# [Data provided]
§
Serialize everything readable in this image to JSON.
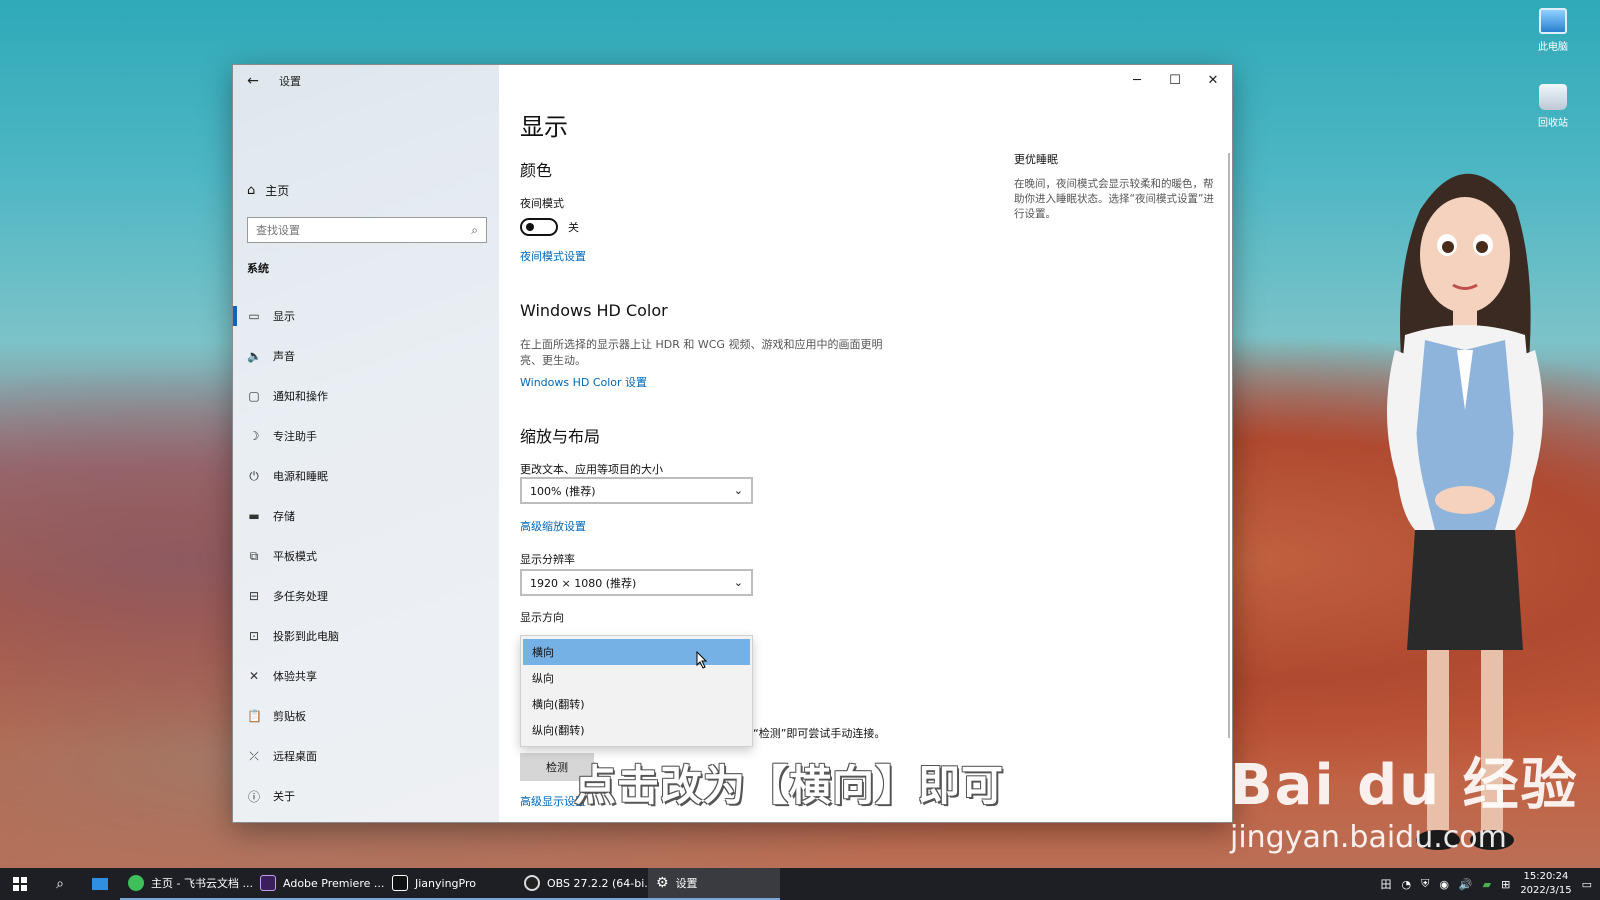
{
  "desktop": {
    "icons": [
      {
        "label": "此电脑"
      },
      {
        "label": "回收站"
      }
    ]
  },
  "window": {
    "title": "设置",
    "back_glyph": "←",
    "controls": {
      "minimize": "─",
      "maximize": "☐",
      "close": "✕"
    }
  },
  "sidebar": {
    "home_label": "主页",
    "search_placeholder": "查找设置",
    "section_label": "系统",
    "items": [
      {
        "label": "显示",
        "icon": "monitor-icon",
        "glyph": "▭"
      },
      {
        "label": "声音",
        "icon": "speaker-icon",
        "glyph": "🔈"
      },
      {
        "label": "通知和操作",
        "icon": "message-icon",
        "glyph": "▢"
      },
      {
        "label": "专注助手",
        "icon": "moon-icon",
        "glyph": "☽"
      },
      {
        "label": "电源和睡眠",
        "icon": "power-icon",
        "glyph": "⏻"
      },
      {
        "label": "存储",
        "icon": "storage-icon",
        "glyph": "▬"
      },
      {
        "label": "平板模式",
        "icon": "tablet-icon",
        "glyph": "⧉"
      },
      {
        "label": "多任务处理",
        "icon": "multitask-icon",
        "glyph": "⊟"
      },
      {
        "label": "投影到此电脑",
        "icon": "project-icon",
        "glyph": "⊡"
      },
      {
        "label": "体验共享",
        "icon": "share-icon",
        "glyph": "✕"
      },
      {
        "label": "剪贴板",
        "icon": "clipboard-icon",
        "glyph": "📋"
      },
      {
        "label": "远程桌面",
        "icon": "remote-icon",
        "glyph": "⤫"
      },
      {
        "label": "关于",
        "icon": "info-icon",
        "glyph": "ⓘ"
      }
    ]
  },
  "main": {
    "title": "显示",
    "color": {
      "heading": "颜色",
      "night_mode_label": "夜间模式",
      "night_mode_state": "关",
      "night_mode_link": "夜间模式设置"
    },
    "hdr": {
      "heading": "Windows HD Color",
      "desc": "在上面所选择的显示器上让 HDR 和 WCG 视频、游戏和应用中的画面更明亮、更生动。",
      "link": "Windows HD Color 设置"
    },
    "scale": {
      "heading": "缩放与布局",
      "size_label": "更改文本、应用等项目的大小",
      "size_value": "100% (推荐)",
      "advanced_link": "高级缩放设置",
      "resolution_label": "显示分辨率",
      "resolution_value": "1920 × 1080 (推荐)",
      "orientation_label": "显示方向",
      "orientation_options": [
        "横向",
        "纵向",
        "横向(翻转)",
        "纵向(翻转)"
      ]
    },
    "partial_text": "“检测”即可尝试手动连接。",
    "detect_button": "检测",
    "advanced_display_link": "高级显示设置"
  },
  "right_panel": {
    "title": "更优睡眠",
    "desc": "在晚间，夜间模式会显示较柔和的暖色，帮助你进入睡眠状态。选择“夜间模式设置”进行设置。"
  },
  "caption": "点击改为【横向】即可",
  "watermark": {
    "logo": "Bai du 经验",
    "url": "jingyan.baidu.com"
  },
  "taskbar": {
    "apps": [
      {
        "label": "主页 - 飞书云文档 ...",
        "color": "#3fbf5a"
      },
      {
        "label": "Adobe Premiere ...",
        "color": "#3b1f5c"
      },
      {
        "label": "JianyingPro",
        "color": "#111111"
      },
      {
        "label": "OBS 27.2.2 (64-bi...",
        "color": "#222222"
      },
      {
        "label": "设置",
        "color": "#3a3b41"
      }
    ],
    "time": "15:20:24",
    "date": "2022/3/15"
  }
}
§
# [What the exercise asks]
Show every line from the entries above in which the word "夜间模式设置" appears.

# [Task solution]
      "night_mode_link": "夜间模式设置"
    "desc": "在晚间，夜间模式会显示较柔和的暖色，帮助你进入睡眠状态。选择“夜间模式设置”进行设置。"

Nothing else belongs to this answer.